_EXERCISE GOAL:_ Report how many lines hold the string "value". Give the number and nothing else.

_MATERIAL:_
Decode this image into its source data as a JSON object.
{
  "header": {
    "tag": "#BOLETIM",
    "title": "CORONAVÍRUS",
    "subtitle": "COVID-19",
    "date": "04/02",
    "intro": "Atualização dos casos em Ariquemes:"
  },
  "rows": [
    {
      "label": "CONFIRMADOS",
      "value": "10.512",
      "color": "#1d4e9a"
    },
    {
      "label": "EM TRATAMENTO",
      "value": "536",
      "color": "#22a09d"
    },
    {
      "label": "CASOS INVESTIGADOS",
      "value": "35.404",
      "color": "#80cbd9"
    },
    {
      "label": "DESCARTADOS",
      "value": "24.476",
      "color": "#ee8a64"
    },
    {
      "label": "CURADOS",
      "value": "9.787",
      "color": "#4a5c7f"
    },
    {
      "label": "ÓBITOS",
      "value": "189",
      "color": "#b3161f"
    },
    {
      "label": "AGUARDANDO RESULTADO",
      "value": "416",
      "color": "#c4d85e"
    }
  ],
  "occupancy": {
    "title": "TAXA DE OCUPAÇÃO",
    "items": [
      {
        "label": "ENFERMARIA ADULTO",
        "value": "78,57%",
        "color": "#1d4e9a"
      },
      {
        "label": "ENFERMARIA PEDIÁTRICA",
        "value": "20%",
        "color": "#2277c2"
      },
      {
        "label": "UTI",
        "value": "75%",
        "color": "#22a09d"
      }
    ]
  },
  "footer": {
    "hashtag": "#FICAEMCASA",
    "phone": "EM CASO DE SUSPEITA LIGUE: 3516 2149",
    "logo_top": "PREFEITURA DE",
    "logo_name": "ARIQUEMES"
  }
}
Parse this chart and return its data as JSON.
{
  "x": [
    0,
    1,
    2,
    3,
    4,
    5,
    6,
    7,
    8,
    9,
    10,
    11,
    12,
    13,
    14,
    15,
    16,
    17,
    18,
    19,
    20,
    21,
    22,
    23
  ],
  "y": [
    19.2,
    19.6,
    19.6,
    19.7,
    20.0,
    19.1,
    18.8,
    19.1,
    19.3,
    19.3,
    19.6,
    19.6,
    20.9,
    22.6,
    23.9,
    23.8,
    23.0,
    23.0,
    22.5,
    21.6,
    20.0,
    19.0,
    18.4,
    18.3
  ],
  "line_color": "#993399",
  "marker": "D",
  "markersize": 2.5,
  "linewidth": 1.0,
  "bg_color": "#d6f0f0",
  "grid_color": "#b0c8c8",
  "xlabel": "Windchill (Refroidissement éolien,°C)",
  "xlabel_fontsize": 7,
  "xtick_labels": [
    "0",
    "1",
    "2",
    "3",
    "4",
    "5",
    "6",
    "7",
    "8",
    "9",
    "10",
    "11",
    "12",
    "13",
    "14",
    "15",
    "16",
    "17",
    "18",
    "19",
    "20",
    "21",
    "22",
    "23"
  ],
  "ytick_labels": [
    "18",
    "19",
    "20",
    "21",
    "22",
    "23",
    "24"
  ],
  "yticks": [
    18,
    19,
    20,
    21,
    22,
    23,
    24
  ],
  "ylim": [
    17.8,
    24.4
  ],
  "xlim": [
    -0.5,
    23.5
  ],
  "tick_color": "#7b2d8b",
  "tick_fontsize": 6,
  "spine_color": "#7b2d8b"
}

_RESPONSE BELOW:_ 10